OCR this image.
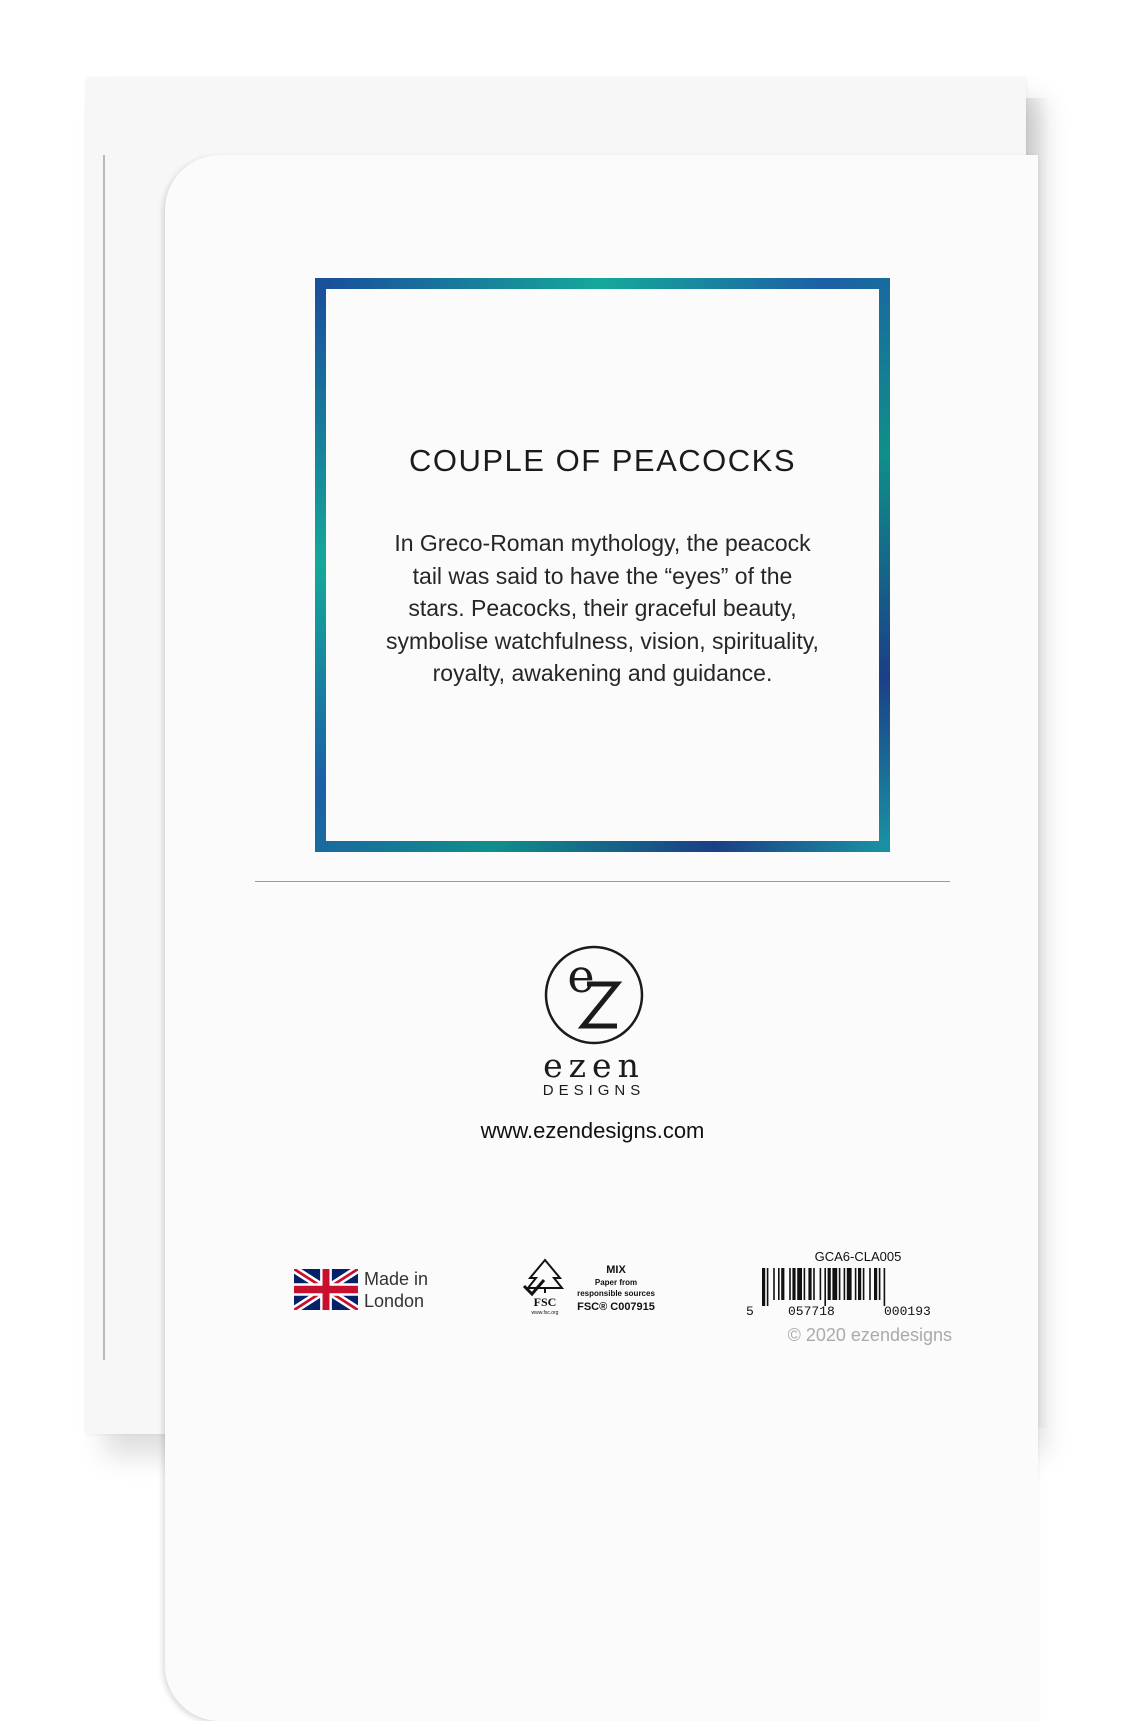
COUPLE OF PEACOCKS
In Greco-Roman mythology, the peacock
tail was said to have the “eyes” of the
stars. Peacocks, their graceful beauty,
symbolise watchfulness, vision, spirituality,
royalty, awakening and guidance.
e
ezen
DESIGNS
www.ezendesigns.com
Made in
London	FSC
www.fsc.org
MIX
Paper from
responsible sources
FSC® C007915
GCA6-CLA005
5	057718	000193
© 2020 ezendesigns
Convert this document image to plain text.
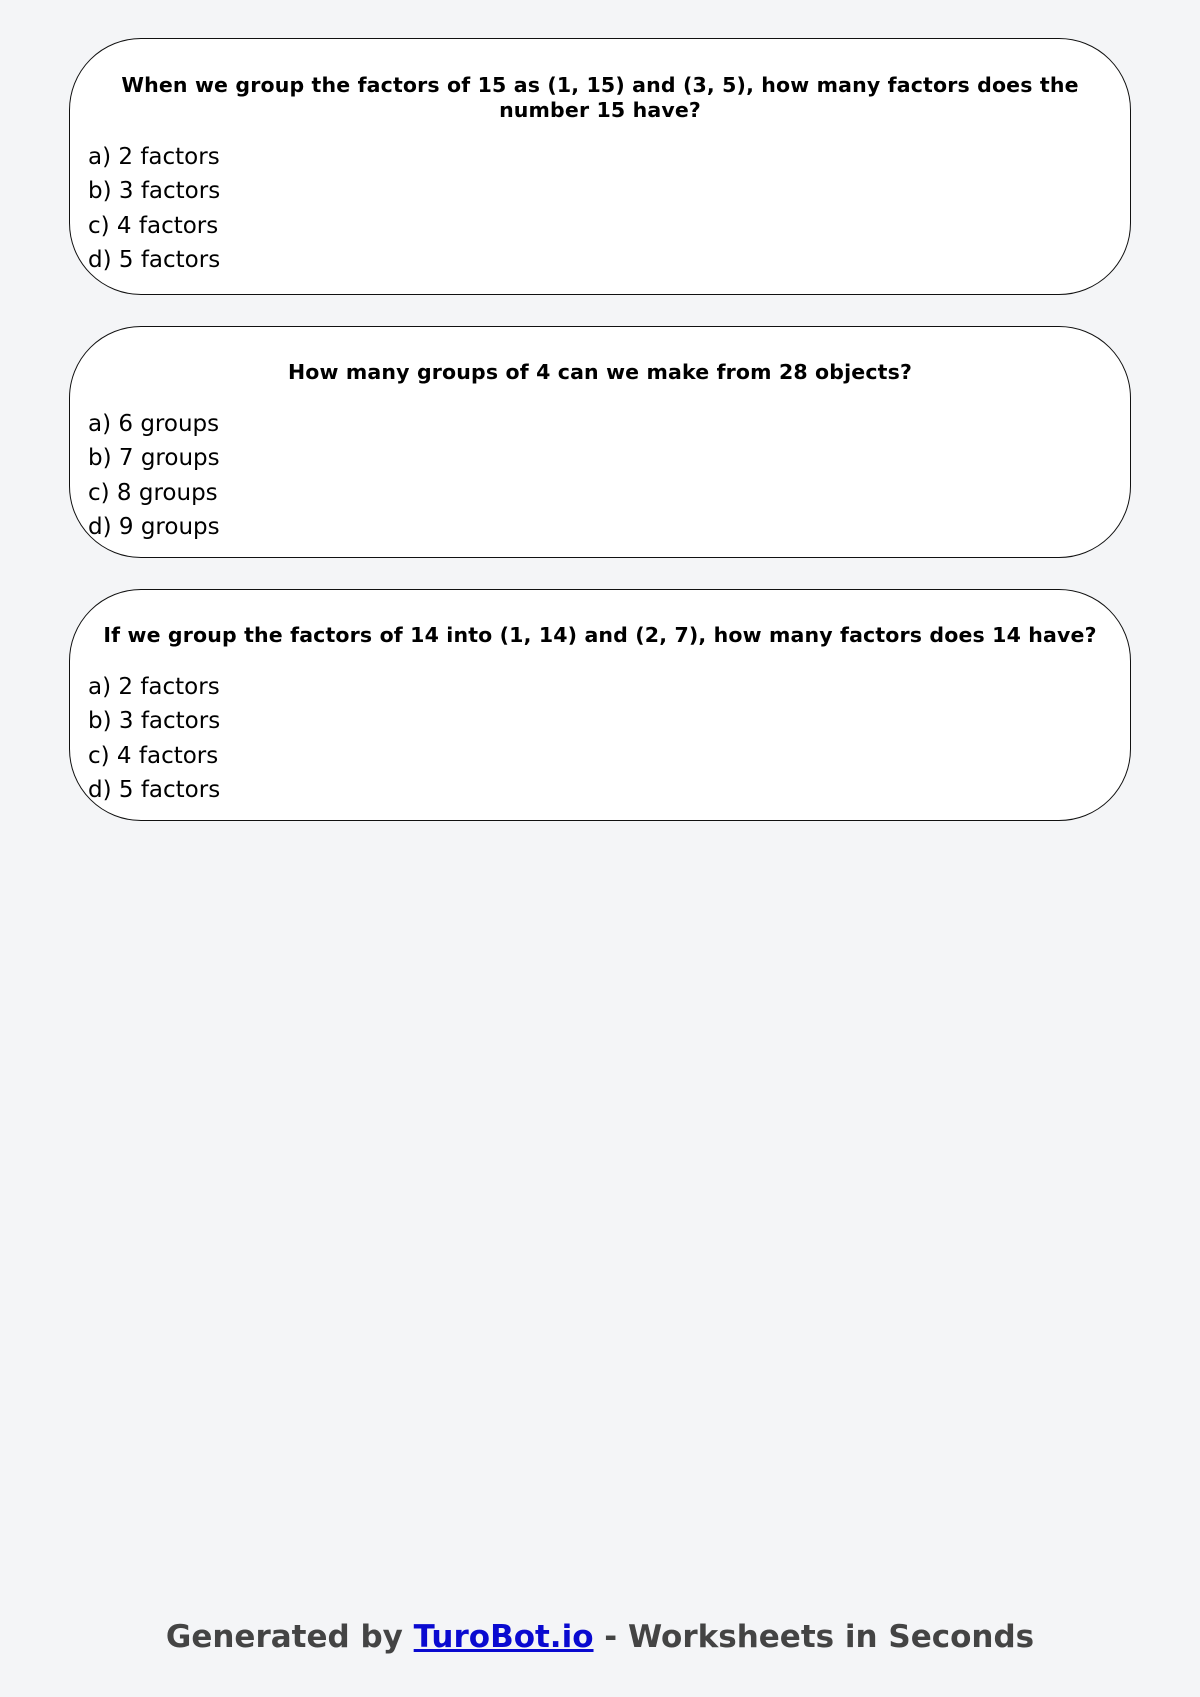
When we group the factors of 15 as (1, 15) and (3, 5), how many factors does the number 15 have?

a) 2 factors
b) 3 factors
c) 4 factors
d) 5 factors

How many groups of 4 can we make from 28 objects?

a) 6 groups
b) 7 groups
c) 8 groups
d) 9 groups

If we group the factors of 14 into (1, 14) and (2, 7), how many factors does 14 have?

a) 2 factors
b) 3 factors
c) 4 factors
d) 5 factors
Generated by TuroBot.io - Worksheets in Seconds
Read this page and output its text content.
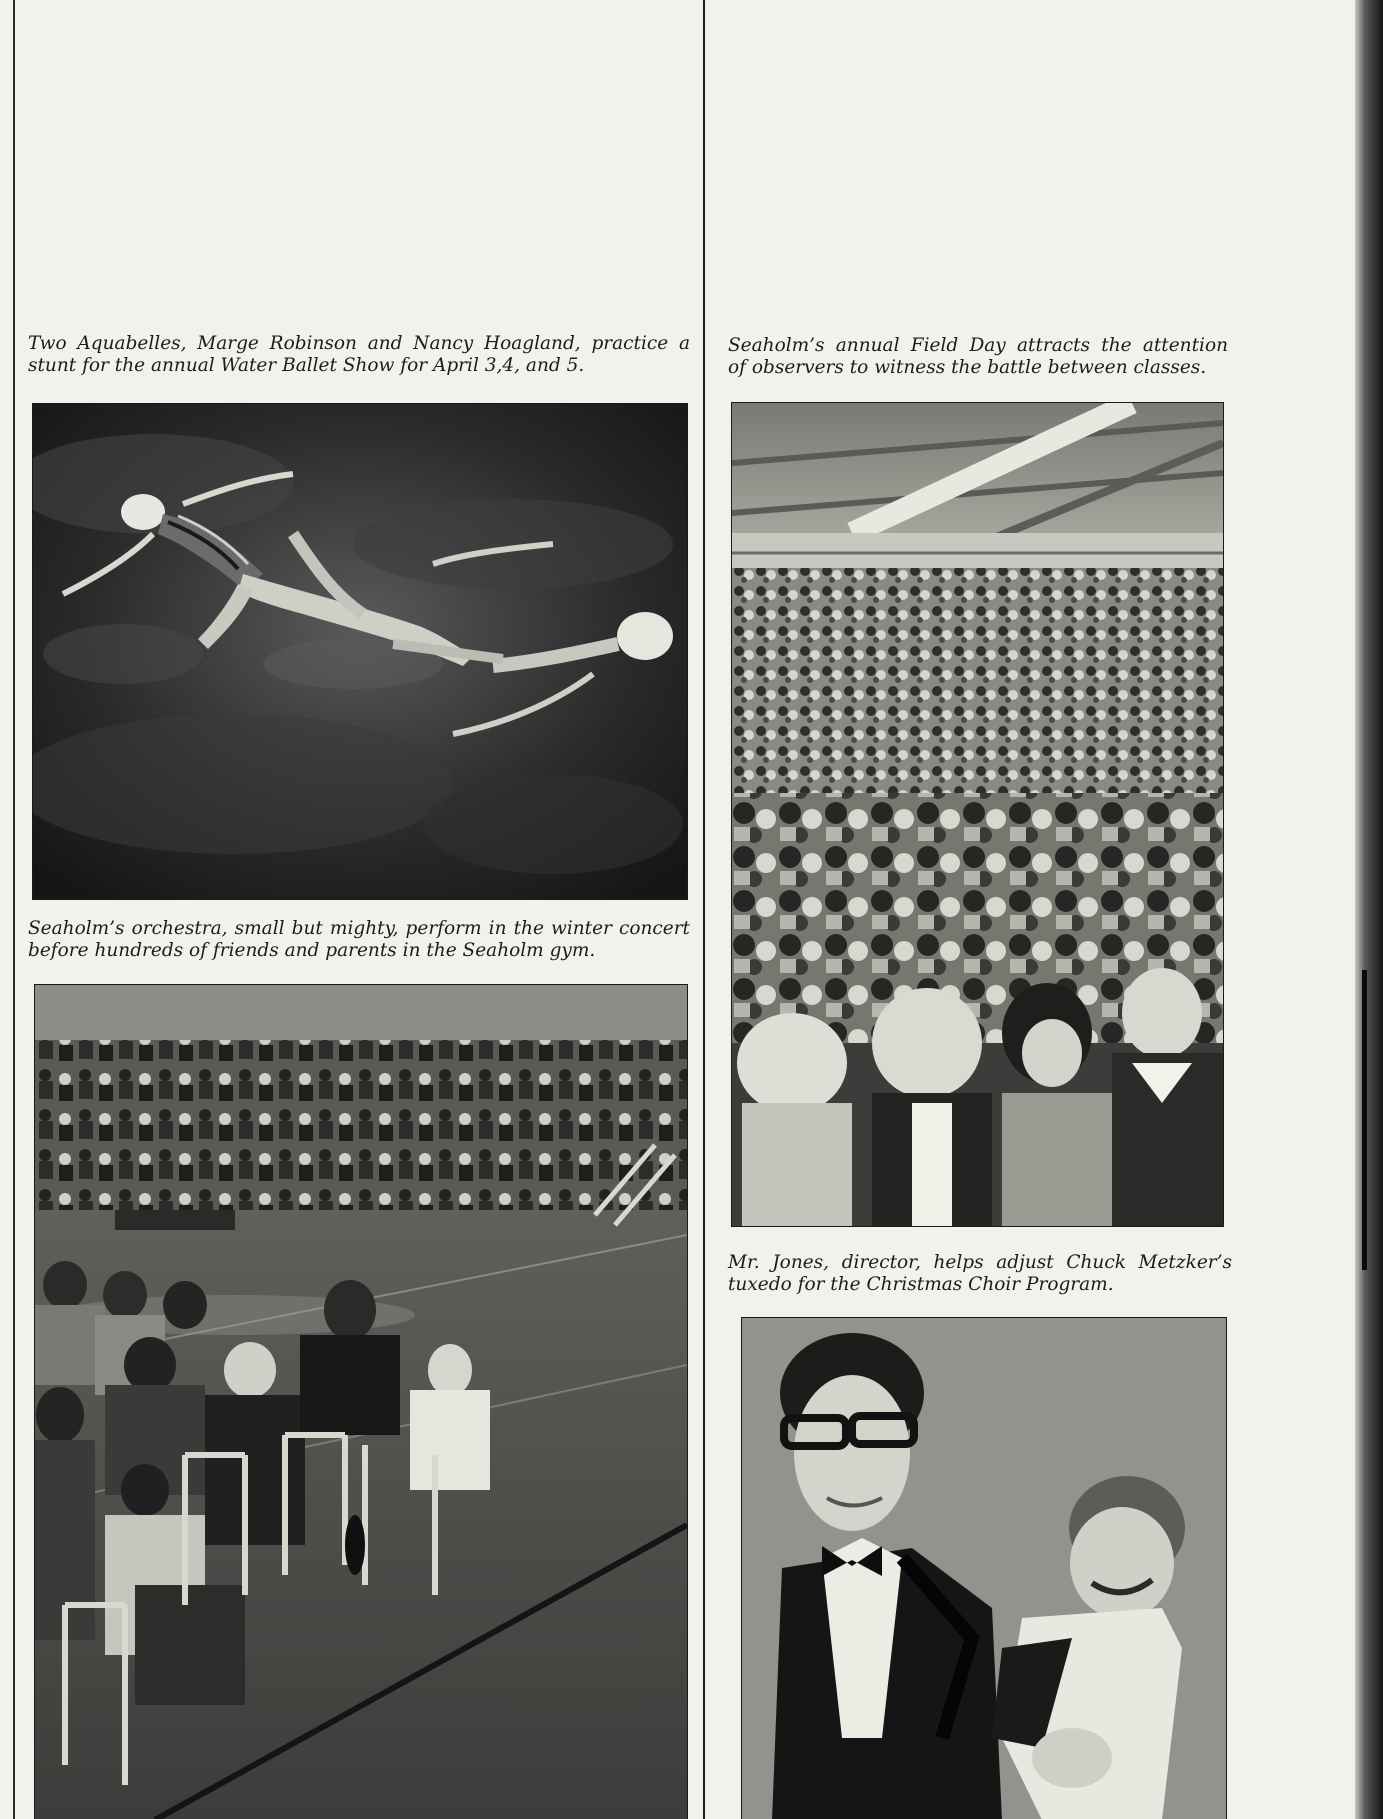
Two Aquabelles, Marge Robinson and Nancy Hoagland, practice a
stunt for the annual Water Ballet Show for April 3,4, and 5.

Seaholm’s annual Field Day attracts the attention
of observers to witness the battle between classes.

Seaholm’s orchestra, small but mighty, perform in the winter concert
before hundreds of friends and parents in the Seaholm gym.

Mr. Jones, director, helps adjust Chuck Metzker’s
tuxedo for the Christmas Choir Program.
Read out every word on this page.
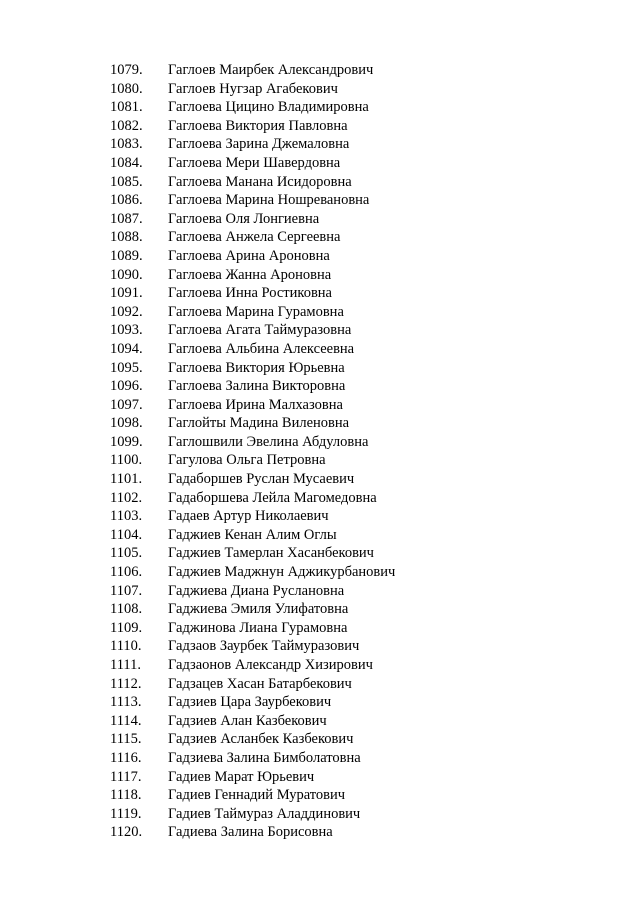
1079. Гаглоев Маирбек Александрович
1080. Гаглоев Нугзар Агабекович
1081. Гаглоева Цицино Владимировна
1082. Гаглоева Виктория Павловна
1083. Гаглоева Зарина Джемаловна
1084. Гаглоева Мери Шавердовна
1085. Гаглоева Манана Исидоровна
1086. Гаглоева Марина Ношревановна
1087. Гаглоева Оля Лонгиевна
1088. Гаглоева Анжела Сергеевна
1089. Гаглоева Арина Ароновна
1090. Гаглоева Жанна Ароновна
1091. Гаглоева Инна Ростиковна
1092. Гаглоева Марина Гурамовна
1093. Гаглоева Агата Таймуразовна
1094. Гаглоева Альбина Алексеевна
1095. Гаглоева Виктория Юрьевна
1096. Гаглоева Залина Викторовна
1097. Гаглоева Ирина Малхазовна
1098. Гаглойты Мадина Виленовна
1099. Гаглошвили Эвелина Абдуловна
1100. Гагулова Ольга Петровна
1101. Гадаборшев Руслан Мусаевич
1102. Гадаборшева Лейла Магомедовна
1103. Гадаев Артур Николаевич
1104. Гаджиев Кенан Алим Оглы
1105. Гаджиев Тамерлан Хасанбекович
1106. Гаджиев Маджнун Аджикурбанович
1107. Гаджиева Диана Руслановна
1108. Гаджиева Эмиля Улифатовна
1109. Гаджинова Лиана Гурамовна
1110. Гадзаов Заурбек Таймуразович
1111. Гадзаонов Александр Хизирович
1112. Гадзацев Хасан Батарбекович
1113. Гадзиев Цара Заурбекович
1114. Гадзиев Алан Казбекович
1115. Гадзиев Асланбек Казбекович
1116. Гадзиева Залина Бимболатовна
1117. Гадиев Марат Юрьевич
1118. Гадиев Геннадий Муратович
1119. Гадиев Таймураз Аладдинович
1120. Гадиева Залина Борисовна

================================

**Required task**:
Read the entries and select each line where the word "Seaholm" is found.

**Output for this exercise**:
Seaholm’s annual Field Day attracts the attention
Seaholm’s orchestra, small but mighty, perform in the winter concert
before hundreds of friends and parents in the Seaholm gym.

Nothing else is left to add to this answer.